● **Problem to work on**
Omit all images, then return the remaining material exactly as it stands.

● **Dataset rows about figures**

******************************

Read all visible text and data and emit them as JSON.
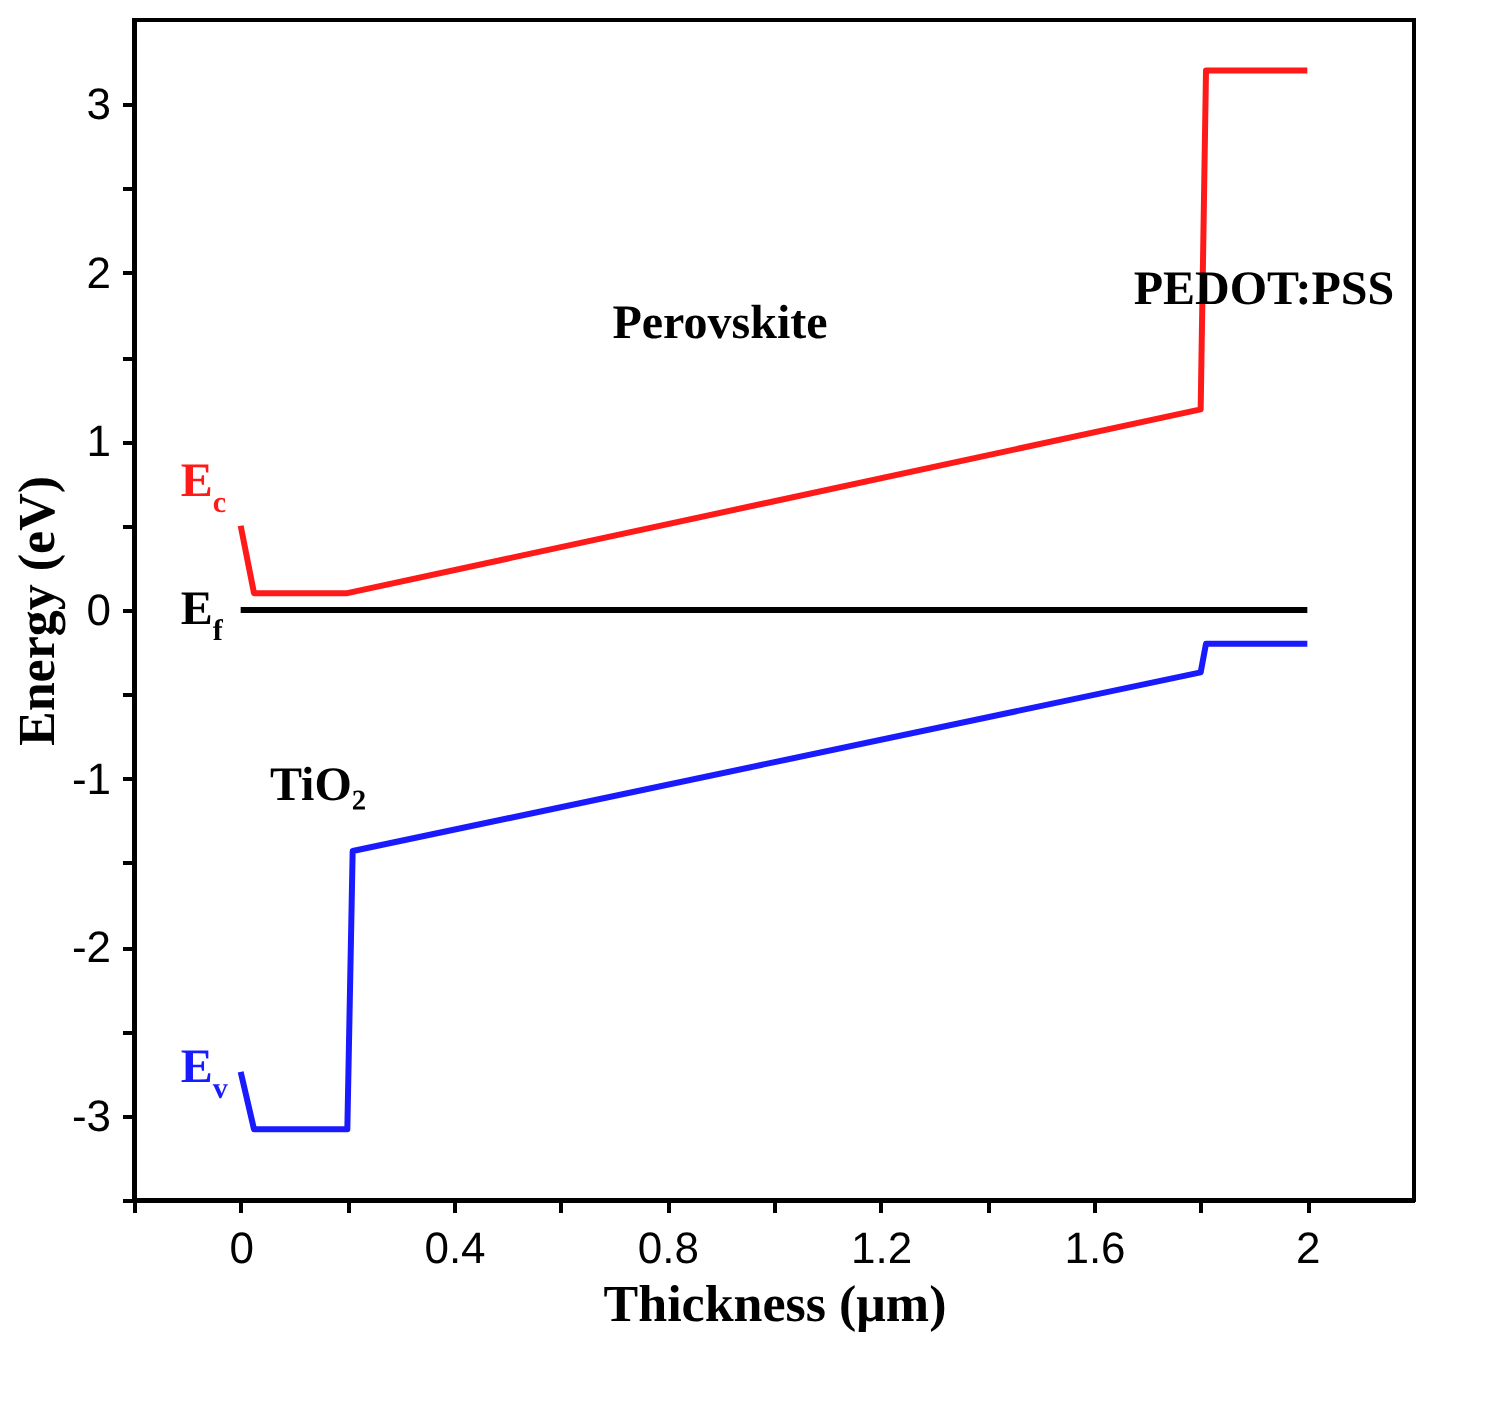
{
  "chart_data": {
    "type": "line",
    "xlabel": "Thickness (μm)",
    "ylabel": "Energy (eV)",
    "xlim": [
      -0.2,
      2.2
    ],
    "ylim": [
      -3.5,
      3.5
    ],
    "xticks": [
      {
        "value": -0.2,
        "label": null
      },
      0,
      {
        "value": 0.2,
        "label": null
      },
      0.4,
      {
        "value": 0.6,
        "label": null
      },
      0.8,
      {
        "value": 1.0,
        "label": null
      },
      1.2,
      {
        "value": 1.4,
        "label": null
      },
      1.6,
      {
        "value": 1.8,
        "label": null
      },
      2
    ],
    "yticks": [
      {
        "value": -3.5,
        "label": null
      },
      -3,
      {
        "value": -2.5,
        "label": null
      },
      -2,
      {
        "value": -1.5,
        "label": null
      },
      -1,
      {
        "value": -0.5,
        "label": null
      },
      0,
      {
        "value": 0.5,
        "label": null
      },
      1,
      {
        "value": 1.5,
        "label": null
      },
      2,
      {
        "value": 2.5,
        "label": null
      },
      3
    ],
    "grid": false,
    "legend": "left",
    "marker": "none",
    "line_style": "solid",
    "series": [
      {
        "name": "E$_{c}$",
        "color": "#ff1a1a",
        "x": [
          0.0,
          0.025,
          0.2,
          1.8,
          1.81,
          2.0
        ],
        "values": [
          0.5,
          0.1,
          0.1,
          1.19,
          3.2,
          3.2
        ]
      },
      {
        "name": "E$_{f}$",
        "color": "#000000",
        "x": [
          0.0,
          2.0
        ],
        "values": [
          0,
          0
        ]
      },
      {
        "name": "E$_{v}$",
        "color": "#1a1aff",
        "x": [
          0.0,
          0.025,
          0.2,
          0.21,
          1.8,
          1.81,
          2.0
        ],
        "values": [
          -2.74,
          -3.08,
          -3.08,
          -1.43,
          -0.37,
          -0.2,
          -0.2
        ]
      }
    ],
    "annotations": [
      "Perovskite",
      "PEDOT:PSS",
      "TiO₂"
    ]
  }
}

******************************

● **Solved problem**
Read all visible text and data and emit them as JSON.
{
  "chart_data": {
    "type": "line",
    "xlabel": "Thickness (μm)",
    "ylabel": "Energy (eV)",
    "xlim": [
      -0.2,
      2.2
    ],
    "ylim": [
      -3.5,
      3.5
    ],
    "xticks": [
      {
        "value": -0.2,
        "label": null
      },
      0,
      {
        "value": 0.2,
        "label": null
      },
      0.4,
      {
        "value": 0.6,
        "label": null
      },
      0.8,
      {
        "value": 1.0,
        "label": null
      },
      1.2,
      {
        "value": 1.4,
        "label": null
      },
      1.6,
      {
        "value": 1.8,
        "label": null
      },
      2
    ],
    "yticks": [
      {
        "value": -3.5,
        "label": null
      },
      -3,
      {
        "value": -2.5,
        "label": null
      },
      -2,
      {
        "value": -1.5,
        "label": null
      },
      -1,
      {
        "value": -0.5,
        "label": null
      },
      0,
      {
        "value": 0.5,
        "label": null
      },
      1,
      {
        "value": 1.5,
        "label": null
      },
      2,
      {
        "value": 2.5,
        "label": null
      },
      3
    ],
    "grid": false,
    "legend": "left",
    "marker": "none",
    "line_style": "solid",
    "series": [
      {
        "name": "E$_{c}$",
        "color": "#ff1a1a",
        "x": [
          0.0,
          0.025,
          0.2,
          1.8,
          1.81,
          2.0
        ],
        "values": [
          0.5,
          0.1,
          0.1,
          1.19,
          3.2,
          3.2
        ]
      },
      {
        "name": "E$_{f}$",
        "color": "#000000",
        "x": [
          0.0,
          2.0
        ],
        "values": [
          0,
          0
        ]
      },
      {
        "name": "E$_{v}$",
        "color": "#1a1aff",
        "x": [
          0.0,
          0.025,
          0.2,
          0.21,
          1.8,
          1.81,
          2.0
        ],
        "values": [
          -2.74,
          -3.08,
          -3.08,
          -1.43,
          -0.37,
          -0.2,
          -0.2
        ]
      }
    ],
    "annotations": [
      "Perovskite",
      "PEDOT:PSS",
      "TiO₂"
    ]
  }
}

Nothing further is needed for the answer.